Task to complete >> Write out the records word for word, with no pictures.

## BEGIN Recorded data

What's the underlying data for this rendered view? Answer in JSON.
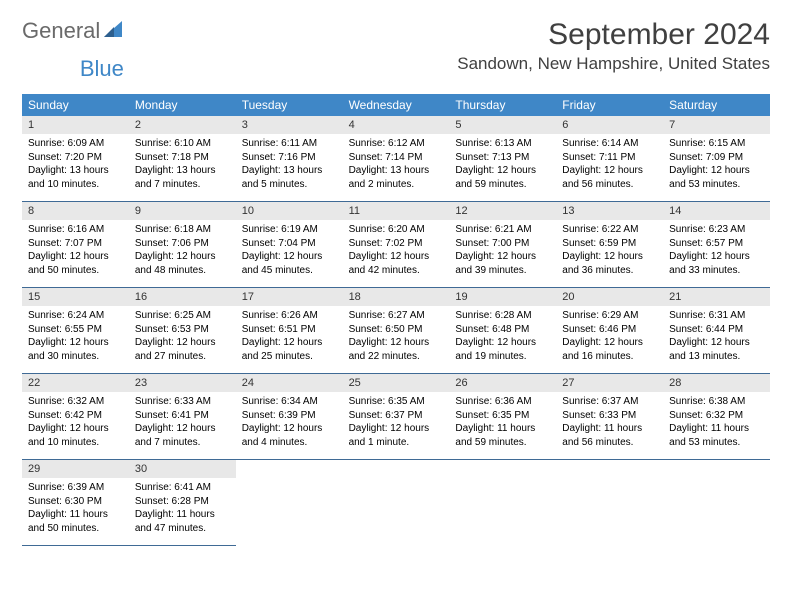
{
  "logo": {
    "text1": "General",
    "text2": "Blue"
  },
  "title": "September 2024",
  "location": "Sandown, New Hampshire, United States",
  "colors": {
    "header_bg": "#3f87c7",
    "header_text": "#ffffff",
    "daynum_bg": "#e8e8e8",
    "cell_border": "#3f6a95",
    "logo_gray": "#6a6a6a",
    "logo_blue": "#3f87c7",
    "title_color": "#404040",
    "page_bg": "#ffffff"
  },
  "weekdays": [
    "Sunday",
    "Monday",
    "Tuesday",
    "Wednesday",
    "Thursday",
    "Friday",
    "Saturday"
  ],
  "weeks": [
    [
      {
        "n": "1",
        "sunrise": "6:09 AM",
        "sunset": "7:20 PM",
        "daylight": "13 hours and 10 minutes."
      },
      {
        "n": "2",
        "sunrise": "6:10 AM",
        "sunset": "7:18 PM",
        "daylight": "13 hours and 7 minutes."
      },
      {
        "n": "3",
        "sunrise": "6:11 AM",
        "sunset": "7:16 PM",
        "daylight": "13 hours and 5 minutes."
      },
      {
        "n": "4",
        "sunrise": "6:12 AM",
        "sunset": "7:14 PM",
        "daylight": "13 hours and 2 minutes."
      },
      {
        "n": "5",
        "sunrise": "6:13 AM",
        "sunset": "7:13 PM",
        "daylight": "12 hours and 59 minutes."
      },
      {
        "n": "6",
        "sunrise": "6:14 AM",
        "sunset": "7:11 PM",
        "daylight": "12 hours and 56 minutes."
      },
      {
        "n": "7",
        "sunrise": "6:15 AM",
        "sunset": "7:09 PM",
        "daylight": "12 hours and 53 minutes."
      }
    ],
    [
      {
        "n": "8",
        "sunrise": "6:16 AM",
        "sunset": "7:07 PM",
        "daylight": "12 hours and 50 minutes."
      },
      {
        "n": "9",
        "sunrise": "6:18 AM",
        "sunset": "7:06 PM",
        "daylight": "12 hours and 48 minutes."
      },
      {
        "n": "10",
        "sunrise": "6:19 AM",
        "sunset": "7:04 PM",
        "daylight": "12 hours and 45 minutes."
      },
      {
        "n": "11",
        "sunrise": "6:20 AM",
        "sunset": "7:02 PM",
        "daylight": "12 hours and 42 minutes."
      },
      {
        "n": "12",
        "sunrise": "6:21 AM",
        "sunset": "7:00 PM",
        "daylight": "12 hours and 39 minutes."
      },
      {
        "n": "13",
        "sunrise": "6:22 AM",
        "sunset": "6:59 PM",
        "daylight": "12 hours and 36 minutes."
      },
      {
        "n": "14",
        "sunrise": "6:23 AM",
        "sunset": "6:57 PM",
        "daylight": "12 hours and 33 minutes."
      }
    ],
    [
      {
        "n": "15",
        "sunrise": "6:24 AM",
        "sunset": "6:55 PM",
        "daylight": "12 hours and 30 minutes."
      },
      {
        "n": "16",
        "sunrise": "6:25 AM",
        "sunset": "6:53 PM",
        "daylight": "12 hours and 27 minutes."
      },
      {
        "n": "17",
        "sunrise": "6:26 AM",
        "sunset": "6:51 PM",
        "daylight": "12 hours and 25 minutes."
      },
      {
        "n": "18",
        "sunrise": "6:27 AM",
        "sunset": "6:50 PM",
        "daylight": "12 hours and 22 minutes."
      },
      {
        "n": "19",
        "sunrise": "6:28 AM",
        "sunset": "6:48 PM",
        "daylight": "12 hours and 19 minutes."
      },
      {
        "n": "20",
        "sunrise": "6:29 AM",
        "sunset": "6:46 PM",
        "daylight": "12 hours and 16 minutes."
      },
      {
        "n": "21",
        "sunrise": "6:31 AM",
        "sunset": "6:44 PM",
        "daylight": "12 hours and 13 minutes."
      }
    ],
    [
      {
        "n": "22",
        "sunrise": "6:32 AM",
        "sunset": "6:42 PM",
        "daylight": "12 hours and 10 minutes."
      },
      {
        "n": "23",
        "sunrise": "6:33 AM",
        "sunset": "6:41 PM",
        "daylight": "12 hours and 7 minutes."
      },
      {
        "n": "24",
        "sunrise": "6:34 AM",
        "sunset": "6:39 PM",
        "daylight": "12 hours and 4 minutes."
      },
      {
        "n": "25",
        "sunrise": "6:35 AM",
        "sunset": "6:37 PM",
        "daylight": "12 hours and 1 minute."
      },
      {
        "n": "26",
        "sunrise": "6:36 AM",
        "sunset": "6:35 PM",
        "daylight": "11 hours and 59 minutes."
      },
      {
        "n": "27",
        "sunrise": "6:37 AM",
        "sunset": "6:33 PM",
        "daylight": "11 hours and 56 minutes."
      },
      {
        "n": "28",
        "sunrise": "6:38 AM",
        "sunset": "6:32 PM",
        "daylight": "11 hours and 53 minutes."
      }
    ],
    [
      {
        "n": "29",
        "sunrise": "6:39 AM",
        "sunset": "6:30 PM",
        "daylight": "11 hours and 50 minutes."
      },
      {
        "n": "30",
        "sunrise": "6:41 AM",
        "sunset": "6:28 PM",
        "daylight": "11 hours and 47 minutes."
      },
      null,
      null,
      null,
      null,
      null
    ]
  ],
  "labels": {
    "sunrise": "Sunrise: ",
    "sunset": "Sunset: ",
    "daylight": "Daylight: "
  }
}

## END Recorded data

The solution >>
What's the underlying data for this rendered view? Answer in JSON.
{
  "logo": {
    "text1": "General",
    "text2": "Blue"
  },
  "title": "September 2024",
  "location": "Sandown, New Hampshire, United States",
  "colors": {
    "header_bg": "#3f87c7",
    "header_text": "#ffffff",
    "daynum_bg": "#e8e8e8",
    "cell_border": "#3f6a95",
    "logo_gray": "#6a6a6a",
    "logo_blue": "#3f87c7",
    "title_color": "#404040",
    "page_bg": "#ffffff"
  },
  "weekdays": [
    "Sunday",
    "Monday",
    "Tuesday",
    "Wednesday",
    "Thursday",
    "Friday",
    "Saturday"
  ],
  "weeks": [
    [
      {
        "n": "1",
        "sunrise": "6:09 AM",
        "sunset": "7:20 PM",
        "daylight": "13 hours and 10 minutes."
      },
      {
        "n": "2",
        "sunrise": "6:10 AM",
        "sunset": "7:18 PM",
        "daylight": "13 hours and 7 minutes."
      },
      {
        "n": "3",
        "sunrise": "6:11 AM",
        "sunset": "7:16 PM",
        "daylight": "13 hours and 5 minutes."
      },
      {
        "n": "4",
        "sunrise": "6:12 AM",
        "sunset": "7:14 PM",
        "daylight": "13 hours and 2 minutes."
      },
      {
        "n": "5",
        "sunrise": "6:13 AM",
        "sunset": "7:13 PM",
        "daylight": "12 hours and 59 minutes."
      },
      {
        "n": "6",
        "sunrise": "6:14 AM",
        "sunset": "7:11 PM",
        "daylight": "12 hours and 56 minutes."
      },
      {
        "n": "7",
        "sunrise": "6:15 AM",
        "sunset": "7:09 PM",
        "daylight": "12 hours and 53 minutes."
      }
    ],
    [
      {
        "n": "8",
        "sunrise": "6:16 AM",
        "sunset": "7:07 PM",
        "daylight": "12 hours and 50 minutes."
      },
      {
        "n": "9",
        "sunrise": "6:18 AM",
        "sunset": "7:06 PM",
        "daylight": "12 hours and 48 minutes."
      },
      {
        "n": "10",
        "sunrise": "6:19 AM",
        "sunset": "7:04 PM",
        "daylight": "12 hours and 45 minutes."
      },
      {
        "n": "11",
        "sunrise": "6:20 AM",
        "sunset": "7:02 PM",
        "daylight": "12 hours and 42 minutes."
      },
      {
        "n": "12",
        "sunrise": "6:21 AM",
        "sunset": "7:00 PM",
        "daylight": "12 hours and 39 minutes."
      },
      {
        "n": "13",
        "sunrise": "6:22 AM",
        "sunset": "6:59 PM",
        "daylight": "12 hours and 36 minutes."
      },
      {
        "n": "14",
        "sunrise": "6:23 AM",
        "sunset": "6:57 PM",
        "daylight": "12 hours and 33 minutes."
      }
    ],
    [
      {
        "n": "15",
        "sunrise": "6:24 AM",
        "sunset": "6:55 PM",
        "daylight": "12 hours and 30 minutes."
      },
      {
        "n": "16",
        "sunrise": "6:25 AM",
        "sunset": "6:53 PM",
        "daylight": "12 hours and 27 minutes."
      },
      {
        "n": "17",
        "sunrise": "6:26 AM",
        "sunset": "6:51 PM",
        "daylight": "12 hours and 25 minutes."
      },
      {
        "n": "18",
        "sunrise": "6:27 AM",
        "sunset": "6:50 PM",
        "daylight": "12 hours and 22 minutes."
      },
      {
        "n": "19",
        "sunrise": "6:28 AM",
        "sunset": "6:48 PM",
        "daylight": "12 hours and 19 minutes."
      },
      {
        "n": "20",
        "sunrise": "6:29 AM",
        "sunset": "6:46 PM",
        "daylight": "12 hours and 16 minutes."
      },
      {
        "n": "21",
        "sunrise": "6:31 AM",
        "sunset": "6:44 PM",
        "daylight": "12 hours and 13 minutes."
      }
    ],
    [
      {
        "n": "22",
        "sunrise": "6:32 AM",
        "sunset": "6:42 PM",
        "daylight": "12 hours and 10 minutes."
      },
      {
        "n": "23",
        "sunrise": "6:33 AM",
        "sunset": "6:41 PM",
        "daylight": "12 hours and 7 minutes."
      },
      {
        "n": "24",
        "sunrise": "6:34 AM",
        "sunset": "6:39 PM",
        "daylight": "12 hours and 4 minutes."
      },
      {
        "n": "25",
        "sunrise": "6:35 AM",
        "sunset": "6:37 PM",
        "daylight": "12 hours and 1 minute."
      },
      {
        "n": "26",
        "sunrise": "6:36 AM",
        "sunset": "6:35 PM",
        "daylight": "11 hours and 59 minutes."
      },
      {
        "n": "27",
        "sunrise": "6:37 AM",
        "sunset": "6:33 PM",
        "daylight": "11 hours and 56 minutes."
      },
      {
        "n": "28",
        "sunrise": "6:38 AM",
        "sunset": "6:32 PM",
        "daylight": "11 hours and 53 minutes."
      }
    ],
    [
      {
        "n": "29",
        "sunrise": "6:39 AM",
        "sunset": "6:30 PM",
        "daylight": "11 hours and 50 minutes."
      },
      {
        "n": "30",
        "sunrise": "6:41 AM",
        "sunset": "6:28 PM",
        "daylight": "11 hours and 47 minutes."
      },
      null,
      null,
      null,
      null,
      null
    ]
  ],
  "labels": {
    "sunrise": "Sunrise: ",
    "sunset": "Sunset: ",
    "daylight": "Daylight: "
  }
}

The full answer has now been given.